▶ Brief: Quote the listing below in its entirety.
— START Supplied records —
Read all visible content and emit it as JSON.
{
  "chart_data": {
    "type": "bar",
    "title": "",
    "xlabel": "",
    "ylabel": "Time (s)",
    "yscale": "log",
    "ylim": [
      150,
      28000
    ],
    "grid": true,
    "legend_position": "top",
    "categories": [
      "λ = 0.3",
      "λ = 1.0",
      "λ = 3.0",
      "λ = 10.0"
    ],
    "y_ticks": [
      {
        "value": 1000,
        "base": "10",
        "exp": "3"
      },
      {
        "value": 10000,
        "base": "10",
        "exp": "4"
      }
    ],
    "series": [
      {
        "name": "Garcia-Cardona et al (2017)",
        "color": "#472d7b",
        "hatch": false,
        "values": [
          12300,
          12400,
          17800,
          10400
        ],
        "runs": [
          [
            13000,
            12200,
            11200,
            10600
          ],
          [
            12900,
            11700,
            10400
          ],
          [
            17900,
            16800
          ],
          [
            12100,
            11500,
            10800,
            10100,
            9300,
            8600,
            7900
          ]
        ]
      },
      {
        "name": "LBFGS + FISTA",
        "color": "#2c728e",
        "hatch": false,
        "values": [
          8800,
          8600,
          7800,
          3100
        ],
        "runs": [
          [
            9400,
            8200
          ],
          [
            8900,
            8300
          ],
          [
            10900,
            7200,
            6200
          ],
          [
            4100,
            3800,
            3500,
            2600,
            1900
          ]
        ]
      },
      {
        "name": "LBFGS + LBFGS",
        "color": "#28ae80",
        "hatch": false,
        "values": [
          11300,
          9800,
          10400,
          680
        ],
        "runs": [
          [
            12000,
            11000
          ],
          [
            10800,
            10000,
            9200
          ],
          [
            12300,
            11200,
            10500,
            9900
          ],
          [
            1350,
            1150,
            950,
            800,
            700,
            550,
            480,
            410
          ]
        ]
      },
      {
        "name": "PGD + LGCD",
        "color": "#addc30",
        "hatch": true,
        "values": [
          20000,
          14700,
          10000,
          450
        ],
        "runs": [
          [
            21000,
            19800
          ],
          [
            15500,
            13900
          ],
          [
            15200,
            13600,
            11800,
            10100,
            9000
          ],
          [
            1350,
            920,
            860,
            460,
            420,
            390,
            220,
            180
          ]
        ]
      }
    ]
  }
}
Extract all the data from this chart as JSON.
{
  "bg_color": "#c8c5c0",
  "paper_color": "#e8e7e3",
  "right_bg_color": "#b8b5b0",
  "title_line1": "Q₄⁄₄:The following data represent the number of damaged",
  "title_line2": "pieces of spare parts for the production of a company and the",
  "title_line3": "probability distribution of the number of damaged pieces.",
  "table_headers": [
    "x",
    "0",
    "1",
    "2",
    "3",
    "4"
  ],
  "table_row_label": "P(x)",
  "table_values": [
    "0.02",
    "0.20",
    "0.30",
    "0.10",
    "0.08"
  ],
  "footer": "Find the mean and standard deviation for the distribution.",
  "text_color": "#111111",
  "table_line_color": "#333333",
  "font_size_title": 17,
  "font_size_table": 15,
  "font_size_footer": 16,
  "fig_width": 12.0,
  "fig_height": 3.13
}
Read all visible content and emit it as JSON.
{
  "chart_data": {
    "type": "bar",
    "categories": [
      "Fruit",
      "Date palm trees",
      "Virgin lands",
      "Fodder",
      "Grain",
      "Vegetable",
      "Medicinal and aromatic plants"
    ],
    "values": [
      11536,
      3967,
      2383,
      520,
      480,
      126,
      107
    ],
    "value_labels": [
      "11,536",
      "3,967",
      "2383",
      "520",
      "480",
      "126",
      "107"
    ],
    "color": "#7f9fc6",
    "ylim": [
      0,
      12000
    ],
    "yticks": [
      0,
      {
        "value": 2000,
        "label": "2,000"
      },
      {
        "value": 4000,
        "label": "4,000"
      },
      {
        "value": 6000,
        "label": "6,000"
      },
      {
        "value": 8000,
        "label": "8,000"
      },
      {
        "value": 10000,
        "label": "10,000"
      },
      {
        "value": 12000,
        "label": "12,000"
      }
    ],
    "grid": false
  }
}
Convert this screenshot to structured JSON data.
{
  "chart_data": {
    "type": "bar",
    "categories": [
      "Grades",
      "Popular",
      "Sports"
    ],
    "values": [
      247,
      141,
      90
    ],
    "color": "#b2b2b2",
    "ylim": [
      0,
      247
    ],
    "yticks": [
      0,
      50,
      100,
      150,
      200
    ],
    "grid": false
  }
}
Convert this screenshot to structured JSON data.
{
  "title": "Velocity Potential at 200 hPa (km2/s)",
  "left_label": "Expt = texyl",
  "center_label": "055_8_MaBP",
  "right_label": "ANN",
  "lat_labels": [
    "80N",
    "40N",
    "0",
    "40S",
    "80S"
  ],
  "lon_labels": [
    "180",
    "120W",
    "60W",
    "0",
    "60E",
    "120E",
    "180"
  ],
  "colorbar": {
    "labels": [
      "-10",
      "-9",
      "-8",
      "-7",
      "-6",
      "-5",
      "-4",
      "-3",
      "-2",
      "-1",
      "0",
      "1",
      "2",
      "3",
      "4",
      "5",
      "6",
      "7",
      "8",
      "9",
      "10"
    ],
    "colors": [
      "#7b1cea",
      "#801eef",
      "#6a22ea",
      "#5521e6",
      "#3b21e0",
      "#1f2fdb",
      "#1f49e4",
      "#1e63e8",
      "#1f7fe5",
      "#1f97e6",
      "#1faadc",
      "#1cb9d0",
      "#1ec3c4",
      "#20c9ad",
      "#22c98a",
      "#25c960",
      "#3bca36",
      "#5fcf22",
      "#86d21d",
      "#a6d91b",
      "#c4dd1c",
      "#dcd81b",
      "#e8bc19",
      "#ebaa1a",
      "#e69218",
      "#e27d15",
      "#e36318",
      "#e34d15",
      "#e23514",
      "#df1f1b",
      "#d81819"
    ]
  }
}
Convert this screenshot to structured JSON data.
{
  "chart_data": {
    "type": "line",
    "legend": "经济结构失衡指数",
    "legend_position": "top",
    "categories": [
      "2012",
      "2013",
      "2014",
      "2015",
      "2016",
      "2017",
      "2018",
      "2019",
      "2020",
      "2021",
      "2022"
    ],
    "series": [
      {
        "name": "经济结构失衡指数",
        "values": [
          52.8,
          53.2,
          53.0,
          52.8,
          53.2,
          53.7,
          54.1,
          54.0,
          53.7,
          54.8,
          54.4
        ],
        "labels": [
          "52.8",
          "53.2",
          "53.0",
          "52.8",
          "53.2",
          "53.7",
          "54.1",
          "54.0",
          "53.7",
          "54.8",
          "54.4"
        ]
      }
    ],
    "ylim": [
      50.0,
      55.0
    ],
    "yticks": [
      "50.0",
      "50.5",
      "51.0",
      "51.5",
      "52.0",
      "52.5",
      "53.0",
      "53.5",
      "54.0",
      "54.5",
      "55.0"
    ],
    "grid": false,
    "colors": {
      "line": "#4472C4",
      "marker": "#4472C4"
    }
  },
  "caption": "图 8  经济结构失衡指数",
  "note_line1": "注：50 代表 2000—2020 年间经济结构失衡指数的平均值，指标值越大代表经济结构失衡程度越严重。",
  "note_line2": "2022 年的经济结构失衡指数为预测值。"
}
— END Supplied records —
▶ Response to the exercise:
Read all visible content and emit it as JSON.
{
  "chart_data": {
    "type": "bar",
    "title": "",
    "xlabel": "",
    "ylabel": "Time (s)",
    "yscale": "log",
    "ylim": [
      150,
      28000
    ],
    "grid": true,
    "legend_position": "top",
    "categories": [
      "λ = 0.3",
      "λ = 1.0",
      "λ = 3.0",
      "λ = 10.0"
    ],
    "y_ticks": [
      {
        "value": 1000,
        "base": "10",
        "exp": "3"
      },
      {
        "value": 10000,
        "base": "10",
        "exp": "4"
      }
    ],
    "series": [
      {
        "name": "Garcia-Cardona et al (2017)",
        "color": "#472d7b",
        "hatch": false,
        "values": [
          12300,
          12400,
          17800,
          10400
        ],
        "runs": [
          [
            13000,
            12200,
            11200,
            10600
          ],
          [
            12900,
            11700,
            10400
          ],
          [
            17900,
            16800
          ],
          [
            12100,
            11500,
            10800,
            10100,
            9300,
            8600,
            7900
          ]
        ]
      },
      {
        "name": "LBFGS + FISTA",
        "color": "#2c728e",
        "hatch": false,
        "values": [
          8800,
          8600,
          7800,
          3100
        ],
        "runs": [
          [
            9400,
            8200
          ],
          [
            8900,
            8300
          ],
          [
            10900,
            7200,
            6200
          ],
          [
            4100,
            3800,
            3500,
            2600,
            1900
          ]
        ]
      },
      {
        "name": "LBFGS + LBFGS",
        "color": "#28ae80",
        "hatch": false,
        "values": [
          11300,
          9800,
          10400,
          680
        ],
        "runs": [
          [
            12000,
            11000
          ],
          [
            10800,
            10000,
            9200
          ],
          [
            12300,
            11200,
            10500,
            9900
          ],
          [
            1350,
            1150,
            950,
            800,
            700,
            550,
            480,
            410
          ]
        ]
      },
      {
        "name": "PGD + LGCD",
        "color": "#addc30",
        "hatch": true,
        "values": [
          20000,
          14700,
          10000,
          450
        ],
        "runs": [
          [
            21000,
            19800
          ],
          [
            15500,
            13900
          ],
          [
            15200,
            13600,
            11800,
            10100,
            9000
          ],
          [
            1350,
            920,
            860,
            460,
            420,
            390,
            220,
            180
          ]
        ]
      }
    ]
  }
}
Extract all the data from this chart as JSON.
{
  "bg_color": "#c8c5c0",
  "paper_color": "#e8e7e3",
  "right_bg_color": "#b8b5b0",
  "title_line1": "Q₄⁄₄:The following data represent the number of damaged",
  "title_line2": "pieces of spare parts for the production of a company and the",
  "title_line3": "probability distribution of the number of damaged pieces.",
  "table_headers": [
    "x",
    "0",
    "1",
    "2",
    "3",
    "4"
  ],
  "table_row_label": "P(x)",
  "table_values": [
    "0.02",
    "0.20",
    "0.30",
    "0.10",
    "0.08"
  ],
  "footer": "Find the mean and standard deviation for the distribution.",
  "text_color": "#111111",
  "table_line_color": "#333333",
  "font_size_title": 17,
  "font_size_table": 15,
  "font_size_footer": 16,
  "fig_width": 12.0,
  "fig_height": 3.13
}
Read all visible content and emit it as JSON.
{
  "chart_data": {
    "type": "bar",
    "categories": [
      "Fruit",
      "Date palm trees",
      "Virgin lands",
      "Fodder",
      "Grain",
      "Vegetable",
      "Medicinal and aromatic plants"
    ],
    "values": [
      11536,
      3967,
      2383,
      520,
      480,
      126,
      107
    ],
    "value_labels": [
      "11,536",
      "3,967",
      "2383",
      "520",
      "480",
      "126",
      "107"
    ],
    "color": "#7f9fc6",
    "ylim": [
      0,
      12000
    ],
    "yticks": [
      0,
      {
        "value": 2000,
        "label": "2,000"
      },
      {
        "value": 4000,
        "label": "4,000"
      },
      {
        "value": 6000,
        "label": "6,000"
      },
      {
        "value": 8000,
        "label": "8,000"
      },
      {
        "value": 10000,
        "label": "10,000"
      },
      {
        "value": 12000,
        "label": "12,000"
      }
    ],
    "grid": false
  }
}
Convert this screenshot to structured JSON data.
{
  "chart_data": {
    "type": "bar",
    "categories": [
      "Grades",
      "Popular",
      "Sports"
    ],
    "values": [
      247,
      141,
      90
    ],
    "color": "#b2b2b2",
    "ylim": [
      0,
      247
    ],
    "yticks": [
      0,
      50,
      100,
      150,
      200
    ],
    "grid": false
  }
}
Convert this screenshot to structured JSON data.
{
  "title": "Velocity Potential at 200 hPa (km2/s)",
  "left_label": "Expt = texyl",
  "center_label": "055_8_MaBP",
  "right_label": "ANN",
  "lat_labels": [
    "80N",
    "40N",
    "0",
    "40S",
    "80S"
  ],
  "lon_labels": [
    "180",
    "120W",
    "60W",
    "0",
    "60E",
    "120E",
    "180"
  ],
  "colorbar": {
    "labels": [
      "-10",
      "-9",
      "-8",
      "-7",
      "-6",
      "-5",
      "-4",
      "-3",
      "-2",
      "-1",
      "0",
      "1",
      "2",
      "3",
      "4",
      "5",
      "6",
      "7",
      "8",
      "9",
      "10"
    ],
    "colors": [
      "#7b1cea",
      "#801eef",
      "#6a22ea",
      "#5521e6",
      "#3b21e0",
      "#1f2fdb",
      "#1f49e4",
      "#1e63e8",
      "#1f7fe5",
      "#1f97e6",
      "#1faadc",
      "#1cb9d0",
      "#1ec3c4",
      "#20c9ad",
      "#22c98a",
      "#25c960",
      "#3bca36",
      "#5fcf22",
      "#86d21d",
      "#a6d91b",
      "#c4dd1c",
      "#dcd81b",
      "#e8bc19",
      "#ebaa1a",
      "#e69218",
      "#e27d15",
      "#e36318",
      "#e34d15",
      "#e23514",
      "#df1f1b",
      "#d81819"
    ]
  }
}
Convert this screenshot to structured JSON data.
{
  "chart_data": {
    "type": "line",
    "legend": "经济结构失衡指数",
    "legend_position": "top",
    "categories": [
      "2012",
      "2013",
      "2014",
      "2015",
      "2016",
      "2017",
      "2018",
      "2019",
      "2020",
      "2021",
      "2022"
    ],
    "series": [
      {
        "name": "经济结构失衡指数",
        "values": [
          52.8,
          53.2,
          53.0,
          52.8,
          53.2,
          53.7,
          54.1,
          54.0,
          53.7,
          54.8,
          54.4
        ],
        "labels": [
          "52.8",
          "53.2",
          "53.0",
          "52.8",
          "53.2",
          "53.7",
          "54.1",
          "54.0",
          "53.7",
          "54.8",
          "54.4"
        ]
      }
    ],
    "ylim": [
      50.0,
      55.0
    ],
    "yticks": [
      "50.0",
      "50.5",
      "51.0",
      "51.5",
      "52.0",
      "52.5",
      "53.0",
      "53.5",
      "54.0",
      "54.5",
      "55.0"
    ],
    "grid": false,
    "colors": {
      "line": "#4472C4",
      "marker": "#4472C4"
    }
  },
  "caption": "图 8  经济结构失衡指数",
  "note_line1": "注：50 代表 2000—2020 年间经济结构失衡指数的平均值，指标值越大代表经济结构失衡程度越严重。",
  "note_line2": "2022 年的经济结构失衡指数为预测值。"
}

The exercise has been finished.